> Entries from a dataset:
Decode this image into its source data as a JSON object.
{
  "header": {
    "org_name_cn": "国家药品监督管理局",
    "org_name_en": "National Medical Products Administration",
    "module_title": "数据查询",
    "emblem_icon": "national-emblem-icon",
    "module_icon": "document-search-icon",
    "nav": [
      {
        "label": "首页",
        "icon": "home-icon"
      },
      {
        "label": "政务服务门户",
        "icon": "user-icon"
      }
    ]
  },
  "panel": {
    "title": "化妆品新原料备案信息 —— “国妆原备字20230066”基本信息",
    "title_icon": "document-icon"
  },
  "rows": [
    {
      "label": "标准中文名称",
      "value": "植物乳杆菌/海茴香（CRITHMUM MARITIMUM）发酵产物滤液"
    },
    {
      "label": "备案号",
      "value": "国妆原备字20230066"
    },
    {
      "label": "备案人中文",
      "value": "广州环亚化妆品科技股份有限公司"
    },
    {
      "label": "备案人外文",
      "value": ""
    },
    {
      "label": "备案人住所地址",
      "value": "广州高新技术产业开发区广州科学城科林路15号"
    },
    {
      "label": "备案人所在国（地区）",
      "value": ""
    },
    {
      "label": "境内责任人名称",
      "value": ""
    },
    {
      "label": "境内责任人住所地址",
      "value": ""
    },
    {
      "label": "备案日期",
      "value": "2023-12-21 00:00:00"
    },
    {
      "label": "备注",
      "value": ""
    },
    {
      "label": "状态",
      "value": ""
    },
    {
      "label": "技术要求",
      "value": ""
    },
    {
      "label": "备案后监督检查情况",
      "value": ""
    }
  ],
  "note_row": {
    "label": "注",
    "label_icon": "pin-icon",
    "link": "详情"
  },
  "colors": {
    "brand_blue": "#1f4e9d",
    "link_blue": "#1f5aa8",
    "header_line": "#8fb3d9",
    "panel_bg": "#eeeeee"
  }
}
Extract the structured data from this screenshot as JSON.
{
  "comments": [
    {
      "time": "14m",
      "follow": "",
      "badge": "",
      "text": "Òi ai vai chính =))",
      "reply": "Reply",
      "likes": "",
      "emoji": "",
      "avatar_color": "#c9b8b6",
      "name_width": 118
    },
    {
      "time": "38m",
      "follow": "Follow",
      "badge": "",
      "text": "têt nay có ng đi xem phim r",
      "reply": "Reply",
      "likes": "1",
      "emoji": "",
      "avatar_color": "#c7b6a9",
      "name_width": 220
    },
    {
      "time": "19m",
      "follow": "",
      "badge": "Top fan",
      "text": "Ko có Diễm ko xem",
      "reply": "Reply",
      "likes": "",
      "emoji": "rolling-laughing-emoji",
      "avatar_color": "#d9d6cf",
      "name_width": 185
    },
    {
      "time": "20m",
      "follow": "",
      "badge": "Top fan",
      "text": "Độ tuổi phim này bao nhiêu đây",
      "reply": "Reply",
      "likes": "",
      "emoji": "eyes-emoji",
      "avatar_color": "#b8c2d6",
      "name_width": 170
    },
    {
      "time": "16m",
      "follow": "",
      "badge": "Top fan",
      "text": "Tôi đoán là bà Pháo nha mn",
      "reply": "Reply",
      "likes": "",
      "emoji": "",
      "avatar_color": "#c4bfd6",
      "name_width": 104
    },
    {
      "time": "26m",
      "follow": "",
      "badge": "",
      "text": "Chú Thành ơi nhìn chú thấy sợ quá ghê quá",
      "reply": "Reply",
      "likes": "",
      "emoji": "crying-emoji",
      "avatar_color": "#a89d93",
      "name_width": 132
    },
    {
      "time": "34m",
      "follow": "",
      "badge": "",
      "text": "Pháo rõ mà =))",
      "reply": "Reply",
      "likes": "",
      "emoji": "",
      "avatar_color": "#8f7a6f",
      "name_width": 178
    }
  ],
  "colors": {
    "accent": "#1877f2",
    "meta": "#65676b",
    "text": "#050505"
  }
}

> WHAT THE EXERCISE ASKS: Each line of the material above needs to be quoted exactly, please.

> WRITTEN ANSWER:
Decode this image into its source data as a JSON object.
{
  "header": {
    "org_name_cn": "国家药品监督管理局",
    "org_name_en": "National Medical Products Administration",
    "module_title": "数据查询",
    "emblem_icon": "national-emblem-icon",
    "module_icon": "document-search-icon",
    "nav": [
      {
        "label": "首页",
        "icon": "home-icon"
      },
      {
        "label": "政务服务门户",
        "icon": "user-icon"
      }
    ]
  },
  "panel": {
    "title": "化妆品新原料备案信息 —— “国妆原备字20230066”基本信息",
    "title_icon": "document-icon"
  },
  "rows": [
    {
      "label": "标准中文名称",
      "value": "植物乳杆菌/海茴香（CRITHMUM MARITIMUM）发酵产物滤液"
    },
    {
      "label": "备案号",
      "value": "国妆原备字20230066"
    },
    {
      "label": "备案人中文",
      "value": "广州环亚化妆品科技股份有限公司"
    },
    {
      "label": "备案人外文",
      "value": ""
    },
    {
      "label": "备案人住所地址",
      "value": "广州高新技术产业开发区广州科学城科林路15号"
    },
    {
      "label": "备案人所在国（地区）",
      "value": ""
    },
    {
      "label": "境内责任人名称",
      "value": ""
    },
    {
      "label": "境内责任人住所地址",
      "value": ""
    },
    {
      "label": "备案日期",
      "value": "2023-12-21 00:00:00"
    },
    {
      "label": "备注",
      "value": ""
    },
    {
      "label": "状态",
      "value": ""
    },
    {
      "label": "技术要求",
      "value": ""
    },
    {
      "label": "备案后监督检查情况",
      "value": ""
    }
  ],
  "note_row": {
    "label": "注",
    "label_icon": "pin-icon",
    "link": "详情"
  },
  "colors": {
    "brand_blue": "#1f4e9d",
    "link_blue": "#1f5aa8",
    "header_line": "#8fb3d9",
    "panel_bg": "#eeeeee"
  }
}
Extract the structured data from this screenshot as JSON.
{
  "comments": [
    {
      "time": "14m",
      "follow": "",
      "badge": "",
      "text": "Òi ai vai chính =))",
      "reply": "Reply",
      "likes": "",
      "emoji": "",
      "avatar_color": "#c9b8b6",
      "name_width": 118
    },
    {
      "time": "38m",
      "follow": "Follow",
      "badge": "",
      "text": "têt nay có ng đi xem phim r",
      "reply": "Reply",
      "likes": "1",
      "emoji": "",
      "avatar_color": "#c7b6a9",
      "name_width": 220
    },
    {
      "time": "19m",
      "follow": "",
      "badge": "Top fan",
      "text": "Ko có Diễm ko xem",
      "reply": "Reply",
      "likes": "",
      "emoji": "rolling-laughing-emoji",
      "avatar_color": "#d9d6cf",
      "name_width": 185
    },
    {
      "time": "20m",
      "follow": "",
      "badge": "Top fan",
      "text": "Độ tuổi phim này bao nhiêu đây",
      "reply": "Reply",
      "likes": "",
      "emoji": "eyes-emoji",
      "avatar_color": "#b8c2d6",
      "name_width": 170
    },
    {
      "time": "16m",
      "follow": "",
      "badge": "Top fan",
      "text": "Tôi đoán là bà Pháo nha mn",
      "reply": "Reply",
      "likes": "",
      "emoji": "",
      "avatar_color": "#c4bfd6",
      "name_width": 104
    },
    {
      "time": "26m",
      "follow": "",
      "badge": "",
      "text": "Chú Thành ơi nhìn chú thấy sợ quá ghê quá",
      "reply": "Reply",
      "likes": "",
      "emoji": "crying-emoji",
      "avatar_color": "#a89d93",
      "name_width": 132
    },
    {
      "time": "34m",
      "follow": "",
      "badge": "",
      "text": "Pháo rõ mà =))",
      "reply": "Reply",
      "likes": "",
      "emoji": "",
      "avatar_color": "#8f7a6f",
      "name_width": 178
    }
  ],
  "colors": {
    "accent": "#1877f2",
    "meta": "#65676b",
    "text": "#050505"
  }
}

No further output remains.